Extract each line holding the word "that" from the entries.
= = = = =
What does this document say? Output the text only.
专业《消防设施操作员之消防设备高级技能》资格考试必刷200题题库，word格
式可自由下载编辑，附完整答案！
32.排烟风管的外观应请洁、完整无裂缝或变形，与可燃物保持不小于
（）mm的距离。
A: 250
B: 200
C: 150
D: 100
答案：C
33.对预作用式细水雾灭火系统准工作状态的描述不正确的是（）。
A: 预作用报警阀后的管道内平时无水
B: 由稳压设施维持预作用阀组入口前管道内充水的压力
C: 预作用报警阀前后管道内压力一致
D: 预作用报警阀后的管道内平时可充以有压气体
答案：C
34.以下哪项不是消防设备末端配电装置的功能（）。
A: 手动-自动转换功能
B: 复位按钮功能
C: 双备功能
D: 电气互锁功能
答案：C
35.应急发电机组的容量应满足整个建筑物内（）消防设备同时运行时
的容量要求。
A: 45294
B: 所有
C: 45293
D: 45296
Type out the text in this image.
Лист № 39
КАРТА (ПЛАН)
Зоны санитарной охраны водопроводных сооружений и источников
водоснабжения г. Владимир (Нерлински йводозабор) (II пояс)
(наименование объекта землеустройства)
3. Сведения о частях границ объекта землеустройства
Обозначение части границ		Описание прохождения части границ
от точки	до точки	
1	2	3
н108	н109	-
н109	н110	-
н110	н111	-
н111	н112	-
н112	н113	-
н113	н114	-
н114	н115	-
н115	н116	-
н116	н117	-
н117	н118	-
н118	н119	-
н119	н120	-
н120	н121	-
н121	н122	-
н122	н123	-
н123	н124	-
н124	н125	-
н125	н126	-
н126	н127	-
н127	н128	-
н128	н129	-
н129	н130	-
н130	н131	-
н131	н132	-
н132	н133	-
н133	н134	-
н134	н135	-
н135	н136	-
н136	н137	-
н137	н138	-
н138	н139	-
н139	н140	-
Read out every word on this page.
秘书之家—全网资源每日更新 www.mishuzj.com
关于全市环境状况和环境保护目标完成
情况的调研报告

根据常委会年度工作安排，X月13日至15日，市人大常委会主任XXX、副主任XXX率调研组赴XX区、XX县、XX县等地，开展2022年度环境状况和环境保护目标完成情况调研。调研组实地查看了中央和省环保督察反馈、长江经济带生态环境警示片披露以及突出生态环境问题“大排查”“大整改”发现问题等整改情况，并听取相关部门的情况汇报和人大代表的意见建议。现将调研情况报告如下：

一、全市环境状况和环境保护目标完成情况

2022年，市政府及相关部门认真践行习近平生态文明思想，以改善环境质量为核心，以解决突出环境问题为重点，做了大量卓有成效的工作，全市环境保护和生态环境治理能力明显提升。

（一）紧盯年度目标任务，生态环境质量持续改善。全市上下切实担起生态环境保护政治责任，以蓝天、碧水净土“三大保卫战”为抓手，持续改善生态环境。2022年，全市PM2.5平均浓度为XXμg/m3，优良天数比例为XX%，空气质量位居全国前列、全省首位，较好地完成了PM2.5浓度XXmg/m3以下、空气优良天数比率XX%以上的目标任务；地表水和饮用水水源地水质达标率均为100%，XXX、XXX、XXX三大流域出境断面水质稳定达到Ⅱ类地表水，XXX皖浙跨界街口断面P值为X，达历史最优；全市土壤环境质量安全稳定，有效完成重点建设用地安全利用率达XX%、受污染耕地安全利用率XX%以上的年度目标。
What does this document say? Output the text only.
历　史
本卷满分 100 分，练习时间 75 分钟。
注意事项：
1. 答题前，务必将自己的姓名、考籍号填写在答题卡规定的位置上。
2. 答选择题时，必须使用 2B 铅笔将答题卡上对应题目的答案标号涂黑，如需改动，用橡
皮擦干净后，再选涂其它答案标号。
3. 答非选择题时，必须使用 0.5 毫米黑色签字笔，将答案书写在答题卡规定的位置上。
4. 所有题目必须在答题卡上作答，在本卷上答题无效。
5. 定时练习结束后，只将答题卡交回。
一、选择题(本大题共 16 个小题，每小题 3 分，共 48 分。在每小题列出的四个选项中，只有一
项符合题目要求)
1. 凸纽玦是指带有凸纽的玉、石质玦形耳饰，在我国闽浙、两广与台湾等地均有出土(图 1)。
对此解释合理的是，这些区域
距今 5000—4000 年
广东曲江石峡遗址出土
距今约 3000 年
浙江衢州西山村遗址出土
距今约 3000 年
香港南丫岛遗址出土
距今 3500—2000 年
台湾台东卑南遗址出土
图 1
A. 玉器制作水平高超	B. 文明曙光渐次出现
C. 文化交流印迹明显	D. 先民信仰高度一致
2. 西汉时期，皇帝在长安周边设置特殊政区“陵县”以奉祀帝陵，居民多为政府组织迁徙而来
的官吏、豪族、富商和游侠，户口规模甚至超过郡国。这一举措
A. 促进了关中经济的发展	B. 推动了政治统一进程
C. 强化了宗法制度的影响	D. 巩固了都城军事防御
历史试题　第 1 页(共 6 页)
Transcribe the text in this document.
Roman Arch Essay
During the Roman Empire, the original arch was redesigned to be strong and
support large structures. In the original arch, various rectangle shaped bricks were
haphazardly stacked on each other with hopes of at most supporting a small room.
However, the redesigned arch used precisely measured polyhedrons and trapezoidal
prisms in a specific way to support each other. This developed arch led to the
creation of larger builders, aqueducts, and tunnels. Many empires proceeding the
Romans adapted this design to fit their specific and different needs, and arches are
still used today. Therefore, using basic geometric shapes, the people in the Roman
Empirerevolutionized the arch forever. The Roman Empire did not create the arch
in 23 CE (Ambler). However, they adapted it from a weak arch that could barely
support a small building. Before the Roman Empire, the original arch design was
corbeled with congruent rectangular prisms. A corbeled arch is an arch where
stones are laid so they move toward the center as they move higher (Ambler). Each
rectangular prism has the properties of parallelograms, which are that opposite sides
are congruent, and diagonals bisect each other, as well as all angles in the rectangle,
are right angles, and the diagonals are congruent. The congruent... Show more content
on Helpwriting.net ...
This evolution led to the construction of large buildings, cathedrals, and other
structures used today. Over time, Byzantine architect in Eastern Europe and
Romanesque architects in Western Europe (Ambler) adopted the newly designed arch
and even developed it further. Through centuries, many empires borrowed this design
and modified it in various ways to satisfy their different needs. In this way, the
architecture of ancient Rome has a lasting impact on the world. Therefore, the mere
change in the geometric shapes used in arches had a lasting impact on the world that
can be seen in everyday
= = = = =
• TASK ANSWER:
in 23 CE (Ambler). However, they adapted it from a weak arch that could barely
rectangular prism has the properties of parallelograms, which are that opposite sides
change in the geometric shapes used in arches had a lasting impact on the world that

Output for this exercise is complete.